* [Problem to work on]:
Provide an exact transcription of all the records.

*** Items

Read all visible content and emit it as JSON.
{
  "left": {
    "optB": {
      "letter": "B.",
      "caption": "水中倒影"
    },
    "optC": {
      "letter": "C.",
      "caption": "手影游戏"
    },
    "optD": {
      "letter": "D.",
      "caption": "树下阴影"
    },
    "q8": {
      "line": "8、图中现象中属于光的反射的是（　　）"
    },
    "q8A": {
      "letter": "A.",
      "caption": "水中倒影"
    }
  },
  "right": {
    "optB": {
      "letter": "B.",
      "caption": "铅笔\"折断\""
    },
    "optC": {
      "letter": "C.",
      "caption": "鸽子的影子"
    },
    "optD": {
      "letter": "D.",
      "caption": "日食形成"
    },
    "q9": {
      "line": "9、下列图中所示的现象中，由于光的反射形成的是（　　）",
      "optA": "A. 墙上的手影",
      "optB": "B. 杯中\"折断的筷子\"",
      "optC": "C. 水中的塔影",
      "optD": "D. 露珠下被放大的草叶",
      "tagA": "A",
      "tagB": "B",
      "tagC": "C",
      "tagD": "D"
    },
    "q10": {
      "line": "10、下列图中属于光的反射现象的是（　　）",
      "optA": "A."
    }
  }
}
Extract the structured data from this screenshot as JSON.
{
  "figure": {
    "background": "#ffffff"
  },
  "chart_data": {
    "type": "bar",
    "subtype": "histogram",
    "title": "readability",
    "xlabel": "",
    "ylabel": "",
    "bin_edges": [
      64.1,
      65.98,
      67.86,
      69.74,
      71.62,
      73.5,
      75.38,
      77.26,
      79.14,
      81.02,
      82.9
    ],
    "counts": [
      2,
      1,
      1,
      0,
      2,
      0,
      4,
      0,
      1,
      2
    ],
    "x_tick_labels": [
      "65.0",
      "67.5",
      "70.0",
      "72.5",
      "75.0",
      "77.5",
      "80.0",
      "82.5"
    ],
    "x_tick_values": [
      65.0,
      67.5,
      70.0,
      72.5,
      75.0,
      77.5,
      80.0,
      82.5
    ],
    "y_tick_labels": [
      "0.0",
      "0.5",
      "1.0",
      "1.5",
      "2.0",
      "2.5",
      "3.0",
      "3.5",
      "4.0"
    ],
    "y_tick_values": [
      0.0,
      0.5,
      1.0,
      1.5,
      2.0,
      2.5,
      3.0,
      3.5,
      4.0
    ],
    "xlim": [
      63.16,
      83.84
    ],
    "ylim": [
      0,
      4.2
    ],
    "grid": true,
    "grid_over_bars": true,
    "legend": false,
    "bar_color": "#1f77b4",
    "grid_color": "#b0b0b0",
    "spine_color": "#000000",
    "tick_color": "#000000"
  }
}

******

* [Result for this task]:
Read all visible content and emit it as JSON.
{
  "left": {
    "optB": {
      "letter": "B.",
      "caption": "水中倒影"
    },
    "optC": {
      "letter": "C.",
      "caption": "手影游戏"
    },
    "optD": {
      "letter": "D.",
      "caption": "树下阴影"
    },
    "q8": {
      "line": "8、图中现象中属于光的反射的是（　　）"
    },
    "q8A": {
      "letter": "A.",
      "caption": "水中倒影"
    }
  },
  "right": {
    "optB": {
      "letter": "B.",
      "caption": "铅笔\"折断\""
    },
    "optC": {
      "letter": "C.",
      "caption": "鸽子的影子"
    },
    "optD": {
      "letter": "D.",
      "caption": "日食形成"
    },
    "q9": {
      "line": "9、下列图中所示的现象中，由于光的反射形成的是（　　）",
      "optA": "A. 墙上的手影",
      "optB": "B. 杯中\"折断的筷子\"",
      "optC": "C. 水中的塔影",
      "optD": "D. 露珠下被放大的草叶",
      "tagA": "A",
      "tagB": "B",
      "tagC": "C",
      "tagD": "D"
    },
    "q10": {
      "line": "10、下列图中属于光的反射现象的是（　　）",
      "optA": "A."
    }
  }
}
Extract the structured data from this screenshot as JSON.
{
  "figure": {
    "background": "#ffffff"
  },
  "chart_data": {
    "type": "bar",
    "subtype": "histogram",
    "title": "readability",
    "xlabel": "",
    "ylabel": "",
    "bin_edges": [
      64.1,
      65.98,
      67.86,
      69.74,
      71.62,
      73.5,
      75.38,
      77.26,
      79.14,
      81.02,
      82.9
    ],
    "counts": [
      2,
      1,
      1,
      0,
      2,
      0,
      4,
      0,
      1,
      2
    ],
    "x_tick_labels": [
      "65.0",
      "67.5",
      "70.0",
      "72.5",
      "75.0",
      "77.5",
      "80.0",
      "82.5"
    ],
    "x_tick_values": [
      65.0,
      67.5,
      70.0,
      72.5,
      75.0,
      77.5,
      80.0,
      82.5
    ],
    "y_tick_labels": [
      "0.0",
      "0.5",
      "1.0",
      "1.5",
      "2.0",
      "2.5",
      "3.0",
      "3.5",
      "4.0"
    ],
    "y_tick_values": [
      0.0,
      0.5,
      1.0,
      1.5,
      2.0,
      2.5,
      3.0,
      3.5,
      4.0
    ],
    "xlim": [
      63.16,
      83.84
    ],
    "ylim": [
      0,
      4.2
    ],
    "grid": true,
    "grid_over_bars": true,
    "legend": false,
    "bar_color": "#1f77b4",
    "grid_color": "#b0b0b0",
    "spine_color": "#000000",
    "tick_color": "#000000"
  }
}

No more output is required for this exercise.